Extracted records:

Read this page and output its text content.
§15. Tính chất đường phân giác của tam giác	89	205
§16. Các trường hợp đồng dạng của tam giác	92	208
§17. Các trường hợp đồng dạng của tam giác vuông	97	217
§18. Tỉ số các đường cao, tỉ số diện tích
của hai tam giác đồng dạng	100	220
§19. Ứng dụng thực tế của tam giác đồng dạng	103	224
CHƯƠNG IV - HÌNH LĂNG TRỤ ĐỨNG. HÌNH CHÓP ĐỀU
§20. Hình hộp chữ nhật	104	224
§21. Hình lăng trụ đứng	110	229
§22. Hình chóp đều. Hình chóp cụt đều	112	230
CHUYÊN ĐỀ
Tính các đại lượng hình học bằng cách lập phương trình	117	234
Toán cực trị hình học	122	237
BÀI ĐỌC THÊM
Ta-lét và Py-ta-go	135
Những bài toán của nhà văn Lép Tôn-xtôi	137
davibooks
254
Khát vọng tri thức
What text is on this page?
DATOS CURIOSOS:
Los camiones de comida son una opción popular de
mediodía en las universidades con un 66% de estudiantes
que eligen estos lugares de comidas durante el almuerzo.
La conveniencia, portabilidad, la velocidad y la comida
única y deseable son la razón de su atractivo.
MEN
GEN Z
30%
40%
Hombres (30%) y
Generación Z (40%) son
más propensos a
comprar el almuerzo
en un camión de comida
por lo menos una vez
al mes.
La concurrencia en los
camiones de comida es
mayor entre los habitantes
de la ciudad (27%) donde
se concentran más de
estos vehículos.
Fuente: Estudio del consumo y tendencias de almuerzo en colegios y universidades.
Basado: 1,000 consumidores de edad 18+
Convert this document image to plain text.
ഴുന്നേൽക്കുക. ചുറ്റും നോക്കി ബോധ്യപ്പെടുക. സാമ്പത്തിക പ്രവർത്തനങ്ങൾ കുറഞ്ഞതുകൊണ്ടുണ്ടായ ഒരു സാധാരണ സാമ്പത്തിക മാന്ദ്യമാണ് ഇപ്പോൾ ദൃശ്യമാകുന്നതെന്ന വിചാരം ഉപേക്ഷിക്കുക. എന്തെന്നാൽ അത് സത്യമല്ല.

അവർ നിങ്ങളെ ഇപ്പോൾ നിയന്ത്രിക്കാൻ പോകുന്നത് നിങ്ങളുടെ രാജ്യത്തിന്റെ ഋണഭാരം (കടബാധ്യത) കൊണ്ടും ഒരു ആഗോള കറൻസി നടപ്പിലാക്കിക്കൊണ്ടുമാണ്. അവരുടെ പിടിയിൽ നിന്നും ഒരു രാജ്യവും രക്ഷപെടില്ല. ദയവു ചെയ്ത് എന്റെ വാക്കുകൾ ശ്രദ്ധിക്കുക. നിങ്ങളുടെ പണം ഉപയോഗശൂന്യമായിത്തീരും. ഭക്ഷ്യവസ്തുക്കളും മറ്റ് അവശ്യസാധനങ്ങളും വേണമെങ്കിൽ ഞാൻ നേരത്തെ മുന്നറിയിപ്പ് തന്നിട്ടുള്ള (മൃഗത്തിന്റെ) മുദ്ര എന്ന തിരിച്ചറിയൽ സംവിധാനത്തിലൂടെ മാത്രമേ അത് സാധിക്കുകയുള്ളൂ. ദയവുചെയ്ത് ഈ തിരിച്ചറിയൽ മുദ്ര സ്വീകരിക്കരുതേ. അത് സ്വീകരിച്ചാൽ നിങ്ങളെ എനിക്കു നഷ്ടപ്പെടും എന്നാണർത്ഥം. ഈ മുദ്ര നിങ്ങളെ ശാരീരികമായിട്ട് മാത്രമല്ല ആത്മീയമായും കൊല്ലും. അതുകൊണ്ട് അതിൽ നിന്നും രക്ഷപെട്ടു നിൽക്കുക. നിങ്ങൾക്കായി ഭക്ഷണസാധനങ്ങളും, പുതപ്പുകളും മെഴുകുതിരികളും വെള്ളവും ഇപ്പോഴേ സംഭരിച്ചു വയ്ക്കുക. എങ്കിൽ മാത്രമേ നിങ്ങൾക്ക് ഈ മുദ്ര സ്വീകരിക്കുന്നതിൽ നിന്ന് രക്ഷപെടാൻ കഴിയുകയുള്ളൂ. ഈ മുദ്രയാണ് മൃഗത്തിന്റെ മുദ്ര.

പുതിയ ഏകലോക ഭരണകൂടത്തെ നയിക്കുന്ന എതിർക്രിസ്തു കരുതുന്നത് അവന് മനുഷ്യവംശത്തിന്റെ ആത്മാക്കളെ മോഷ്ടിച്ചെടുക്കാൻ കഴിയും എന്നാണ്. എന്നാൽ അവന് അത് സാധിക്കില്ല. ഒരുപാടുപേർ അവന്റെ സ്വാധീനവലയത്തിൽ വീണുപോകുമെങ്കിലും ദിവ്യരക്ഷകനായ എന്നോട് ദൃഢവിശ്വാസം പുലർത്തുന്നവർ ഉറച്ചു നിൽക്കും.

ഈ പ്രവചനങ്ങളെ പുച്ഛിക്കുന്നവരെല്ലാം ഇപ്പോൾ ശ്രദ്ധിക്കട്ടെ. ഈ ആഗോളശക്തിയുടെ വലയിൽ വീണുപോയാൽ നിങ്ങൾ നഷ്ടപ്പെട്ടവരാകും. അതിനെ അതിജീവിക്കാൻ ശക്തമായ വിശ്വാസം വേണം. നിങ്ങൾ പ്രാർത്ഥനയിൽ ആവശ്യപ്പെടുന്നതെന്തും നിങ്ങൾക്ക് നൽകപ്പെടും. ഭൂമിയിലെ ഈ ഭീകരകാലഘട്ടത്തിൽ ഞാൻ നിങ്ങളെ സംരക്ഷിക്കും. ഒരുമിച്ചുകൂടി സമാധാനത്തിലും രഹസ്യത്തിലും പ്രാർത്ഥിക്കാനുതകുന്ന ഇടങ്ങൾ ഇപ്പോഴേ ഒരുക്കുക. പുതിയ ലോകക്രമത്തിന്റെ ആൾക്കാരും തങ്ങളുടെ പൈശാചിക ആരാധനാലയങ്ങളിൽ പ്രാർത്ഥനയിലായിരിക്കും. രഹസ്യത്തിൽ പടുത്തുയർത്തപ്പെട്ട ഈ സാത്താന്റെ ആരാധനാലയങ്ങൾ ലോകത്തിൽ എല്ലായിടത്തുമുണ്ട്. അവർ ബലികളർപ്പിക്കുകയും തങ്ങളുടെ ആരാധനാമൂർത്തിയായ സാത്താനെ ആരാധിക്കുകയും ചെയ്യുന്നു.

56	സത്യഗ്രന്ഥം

→ **What the task requires**:
Reproduce all of the material above word for word.

→ **Result for this task**:
Read this page and output its text content.
§15. Tính chất đường phân giác của tam giác	89	205
§16. Các trường hợp đồng dạng của tam giác	92	208
§17. Các trường hợp đồng dạng của tam giác vuông	97	217
§18. Tỉ số các đường cao, tỉ số diện tích
của hai tam giác đồng dạng	100	220
§19. Ứng dụng thực tế của tam giác đồng dạng	103	224
CHƯƠNG IV - HÌNH LĂNG TRỤ ĐỨNG. HÌNH CHÓP ĐỀU
§20. Hình hộp chữ nhật	104	224
§21. Hình lăng trụ đứng	110	229
§22. Hình chóp đều. Hình chóp cụt đều	112	230
CHUYÊN ĐỀ
Tính các đại lượng hình học bằng cách lập phương trình	117	234
Toán cực trị hình học	122	237
BÀI ĐỌC THÊM
Ta-lét và Py-ta-go	135
Những bài toán của nhà văn Lép Tôn-xtôi	137
davibooks
254
Khát vọng tri thức
What text is on this page?
DATOS CURIOSOS:
Los camiones de comida son una opción popular de
mediodía en las universidades con un 66% de estudiantes
que eligen estos lugares de comidas durante el almuerzo.
La conveniencia, portabilidad, la velocidad y la comida
única y deseable son la razón de su atractivo.
MEN
GEN Z
30%
40%
Hombres (30%) y
Generación Z (40%) son
más propensos a
comprar el almuerzo
en un camión de comida
por lo menos una vez
al mes.
La concurrencia en los
camiones de comida es
mayor entre los habitantes
de la ciudad (27%) donde
se concentran más de
estos vehículos.
Fuente: Estudio del consumo y tendencias de almuerzo en colegios y universidades.
Basado: 1,000 consumidores de edad 18+
Convert this document image to plain text.
ഴുന്നേൽക്കുക. ചുറ്റും നോക്കി ബോധ്യപ്പെടുക. സാമ്പത്തിക പ്രവർത്തനങ്ങൾ കുറഞ്ഞതുകൊണ്ടുണ്ടായ ഒരു സാധാരണ സാമ്പത്തിക മാന്ദ്യമാണ് ഇപ്പോൾ ദൃശ്യമാകുന്നതെന്ന വിചാരം ഉപേക്ഷിക്കുക. എന്തെന്നാൽ അത് സത്യമല്ല.

അവർ നിങ്ങളെ ഇപ്പോൾ നിയന്ത്രിക്കാൻ പോകുന്നത് നിങ്ങളുടെ രാജ്യത്തിന്റെ ഋണഭാരം (കടബാധ്യത) കൊണ്ടും ഒരു ആഗോള കറൻസി നടപ്പിലാക്കിക്കൊണ്ടുമാണ്. അവരുടെ പിടിയിൽ നിന്നും ഒരു രാജ്യവും രക്ഷപെടില്ല. ദയവു ചെയ്ത് എന്റെ വാക്കുകൾ ശ്രദ്ധിക്കുക. നിങ്ങളുടെ പണം ഉപയോഗശൂന്യമായിത്തീരും. ഭക്ഷ്യവസ്തുക്കളും മറ്റ് അവശ്യസാധനങ്ങളും വേണമെങ്കിൽ ഞാൻ നേരത്തെ മുന്നറിയിപ്പ് തന്നിട്ടുള്ള (മൃഗത്തിന്റെ) മുദ്ര എന്ന തിരിച്ചറിയൽ സംവിധാനത്തിലൂടെ മാത്രമേ അത് സാധിക്കുകയുള്ളൂ. ദയവുചെയ്ത് ഈ തിരിച്ചറിയൽ മുദ്ര സ്വീകരിക്കരുതേ. അത് സ്വീകരിച്ചാൽ നിങ്ങളെ എനിക്കു നഷ്ടപ്പെടും എന്നാണർത്ഥം. ഈ മുദ്ര നിങ്ങളെ ശാരീരികമായിട്ട് മാത്രമല്ല ആത്മീയമായും കൊല്ലും. അതുകൊണ്ട് അതിൽ നിന്നും രക്ഷപെട്ടു നിൽക്കുക. നിങ്ങൾക്കായി ഭക്ഷണസാധനങ്ങളും, പുതപ്പുകളും മെഴുകുതിരികളും വെള്ളവും ഇപ്പോഴേ സംഭരിച്ചു വയ്ക്കുക. എങ്കിൽ മാത്രമേ നിങ്ങൾക്ക് ഈ മുദ്ര സ്വീകരിക്കുന്നതിൽ നിന്ന് രക്ഷപെടാൻ കഴിയുകയുള്ളൂ. ഈ മുദ്രയാണ് മൃഗത്തിന്റെ മുദ്ര.

പുതിയ ഏകലോക ഭരണകൂടത്തെ നയിക്കുന്ന എതിർക്രിസ്തു കരുതുന്നത് അവന് മനുഷ്യവംശത്തിന്റെ ആത്മാക്കളെ മോഷ്ടിച്ചെടുക്കാൻ കഴിയും എന്നാണ്. എന്നാൽ അവന് അത് സാധിക്കില്ല. ഒരുപാടുപേർ അവന്റെ സ്വാധീനവലയത്തിൽ വീണുപോകുമെങ്കിലും ദിവ്യരക്ഷകനായ എന്നോട് ദൃഢവിശ്വാസം പുലർത്തുന്നവർ ഉറച്ചു നിൽക്കും.

ഈ പ്രവചനങ്ങളെ പുച്ഛിക്കുന്നവരെല്ലാം ഇപ്പോൾ ശ്രദ്ധിക്കട്ടെ. ഈ ആഗോളശക്തിയുടെ വലയിൽ വീണുപോയാൽ നിങ്ങൾ നഷ്ടപ്പെട്ടവരാകും. അതിനെ അതിജീവിക്കാൻ ശക്തമായ വിശ്വാസം വേണം. നിങ്ങൾ പ്രാർത്ഥനയിൽ ആവശ്യപ്പെടുന്നതെന്തും നിങ്ങൾക്ക് നൽകപ്പെടും. ഭൂമിയിലെ ഈ ഭീകരകാലഘട്ടത്തിൽ ഞാൻ നിങ്ങളെ സംരക്ഷിക്കും. ഒരുമിച്ചുകൂടി സമാധാനത്തിലും രഹസ്യത്തിലും പ്രാർത്ഥിക്കാനുതകുന്ന ഇടങ്ങൾ ഇപ്പോഴേ ഒരുക്കുക. പുതിയ ലോകക്രമത്തിന്റെ ആൾക്കാരും തങ്ങളുടെ പൈശാചിക ആരാധനാലയങ്ങളിൽ പ്രാർത്ഥനയിലായിരിക്കും. രഹസ്യത്തിൽ പടുത്തുയർത്തപ്പെട്ട ഈ സാത്താന്റെ ആരാധനാലയങ്ങൾ ലോകത്തിൽ എല്ലായിടത്തുമുണ്ട്. അവർ ബലികളർപ്പിക്കുകയും തങ്ങളുടെ ആരാധനാമൂർത്തിയായ സാത്താനെ ആരാധിക്കുകയും ചെയ്യുന്നു.

56	സത്യഗ്രന്ഥം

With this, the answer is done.